__Material for this exercise__:
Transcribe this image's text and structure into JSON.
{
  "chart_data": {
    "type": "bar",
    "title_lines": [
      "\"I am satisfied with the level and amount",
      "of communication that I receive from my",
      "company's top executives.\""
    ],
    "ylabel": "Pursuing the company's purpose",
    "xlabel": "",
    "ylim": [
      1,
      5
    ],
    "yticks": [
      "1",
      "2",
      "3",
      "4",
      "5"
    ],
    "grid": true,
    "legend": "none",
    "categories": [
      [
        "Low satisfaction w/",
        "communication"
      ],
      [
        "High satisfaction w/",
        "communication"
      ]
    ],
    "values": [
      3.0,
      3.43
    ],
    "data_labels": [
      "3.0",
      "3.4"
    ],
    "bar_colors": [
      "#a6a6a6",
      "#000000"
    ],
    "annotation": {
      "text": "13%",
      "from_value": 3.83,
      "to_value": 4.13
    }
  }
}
--
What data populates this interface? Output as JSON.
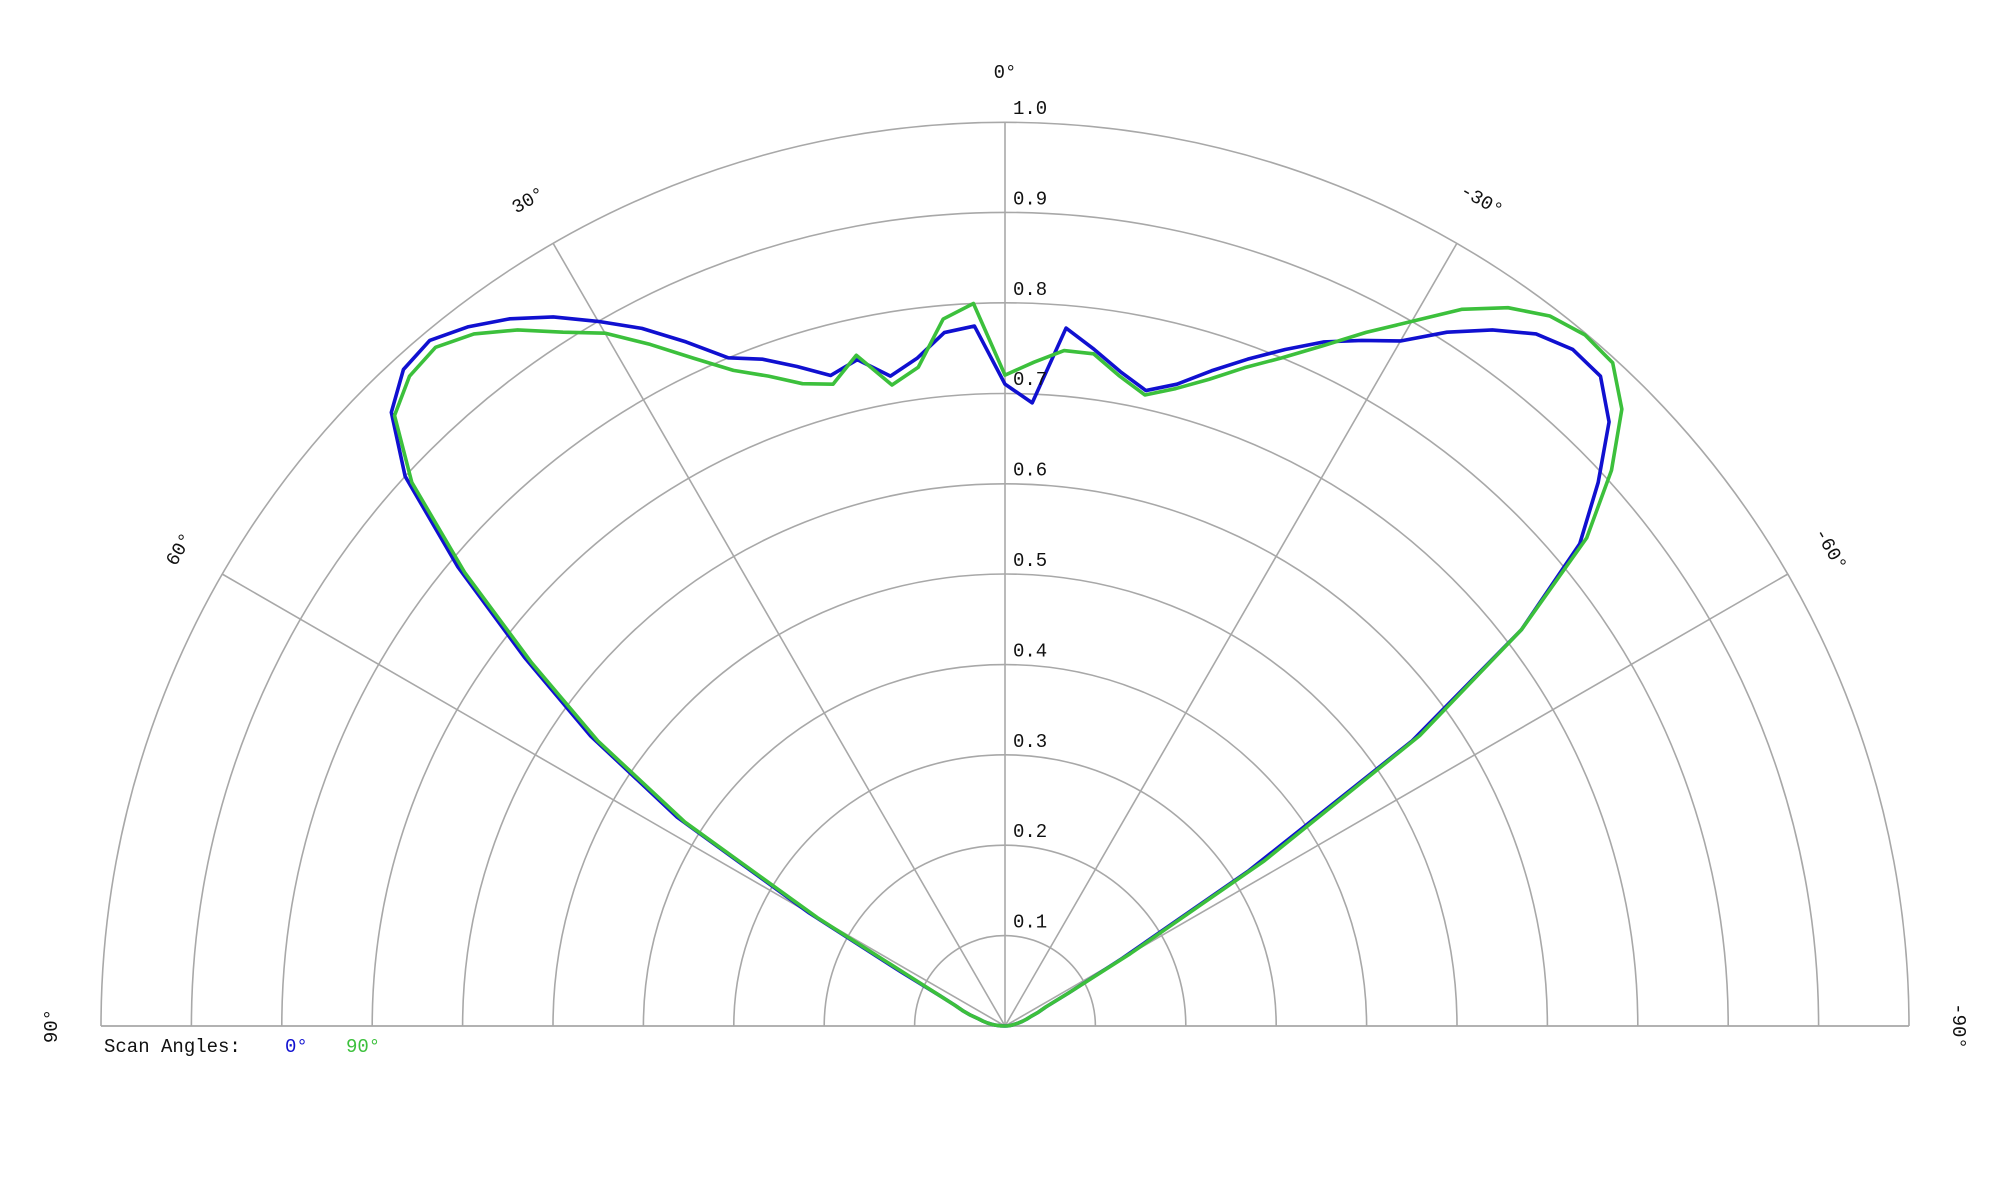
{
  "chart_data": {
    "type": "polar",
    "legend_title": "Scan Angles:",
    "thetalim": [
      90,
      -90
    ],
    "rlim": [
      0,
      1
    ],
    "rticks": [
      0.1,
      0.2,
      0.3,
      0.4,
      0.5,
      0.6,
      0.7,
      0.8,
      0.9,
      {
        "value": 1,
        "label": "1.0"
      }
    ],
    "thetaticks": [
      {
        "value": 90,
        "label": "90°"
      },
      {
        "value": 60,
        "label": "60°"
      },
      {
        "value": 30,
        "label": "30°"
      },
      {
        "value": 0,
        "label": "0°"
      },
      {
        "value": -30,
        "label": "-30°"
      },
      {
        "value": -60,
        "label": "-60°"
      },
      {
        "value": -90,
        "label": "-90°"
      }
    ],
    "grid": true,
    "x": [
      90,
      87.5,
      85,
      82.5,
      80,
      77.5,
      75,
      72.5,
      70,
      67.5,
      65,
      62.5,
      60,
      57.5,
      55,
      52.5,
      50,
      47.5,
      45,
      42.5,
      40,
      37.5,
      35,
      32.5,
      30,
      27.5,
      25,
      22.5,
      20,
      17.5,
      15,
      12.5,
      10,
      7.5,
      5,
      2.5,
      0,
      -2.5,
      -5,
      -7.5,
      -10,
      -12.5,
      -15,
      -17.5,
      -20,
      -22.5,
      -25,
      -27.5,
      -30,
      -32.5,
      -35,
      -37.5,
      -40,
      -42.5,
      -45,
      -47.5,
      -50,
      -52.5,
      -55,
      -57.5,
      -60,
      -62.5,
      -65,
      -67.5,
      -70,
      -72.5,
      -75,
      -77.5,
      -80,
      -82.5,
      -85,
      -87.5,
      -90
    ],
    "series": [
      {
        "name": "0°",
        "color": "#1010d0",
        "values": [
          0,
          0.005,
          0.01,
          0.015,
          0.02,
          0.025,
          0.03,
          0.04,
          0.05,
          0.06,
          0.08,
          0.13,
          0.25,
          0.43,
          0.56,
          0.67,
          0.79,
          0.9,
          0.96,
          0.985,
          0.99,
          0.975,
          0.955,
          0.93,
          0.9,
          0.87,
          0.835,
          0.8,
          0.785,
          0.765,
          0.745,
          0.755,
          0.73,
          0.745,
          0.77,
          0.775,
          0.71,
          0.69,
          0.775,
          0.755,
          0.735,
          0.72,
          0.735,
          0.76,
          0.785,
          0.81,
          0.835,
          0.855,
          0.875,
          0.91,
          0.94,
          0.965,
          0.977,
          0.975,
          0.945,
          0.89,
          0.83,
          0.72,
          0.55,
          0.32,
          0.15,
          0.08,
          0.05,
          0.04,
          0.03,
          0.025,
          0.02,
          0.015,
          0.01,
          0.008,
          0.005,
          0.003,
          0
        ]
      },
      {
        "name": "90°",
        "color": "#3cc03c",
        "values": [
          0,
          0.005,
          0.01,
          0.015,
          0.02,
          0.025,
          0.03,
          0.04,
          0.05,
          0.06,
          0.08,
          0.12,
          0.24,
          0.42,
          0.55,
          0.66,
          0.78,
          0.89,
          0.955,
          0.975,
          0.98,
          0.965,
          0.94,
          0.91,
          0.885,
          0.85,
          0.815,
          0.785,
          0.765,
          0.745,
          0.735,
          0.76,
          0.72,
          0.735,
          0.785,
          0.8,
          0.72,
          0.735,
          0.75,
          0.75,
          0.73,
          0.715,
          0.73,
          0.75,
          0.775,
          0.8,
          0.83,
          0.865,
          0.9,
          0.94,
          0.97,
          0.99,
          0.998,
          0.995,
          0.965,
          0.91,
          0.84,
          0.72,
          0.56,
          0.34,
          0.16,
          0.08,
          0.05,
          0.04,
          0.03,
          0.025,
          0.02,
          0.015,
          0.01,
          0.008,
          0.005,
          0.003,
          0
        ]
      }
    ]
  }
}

__Do this__: Scan the material for lines with the word "satisfaction", and copy each line you find.

__Written solution__:
        "Low satisfaction w/",
        "High satisfaction w/",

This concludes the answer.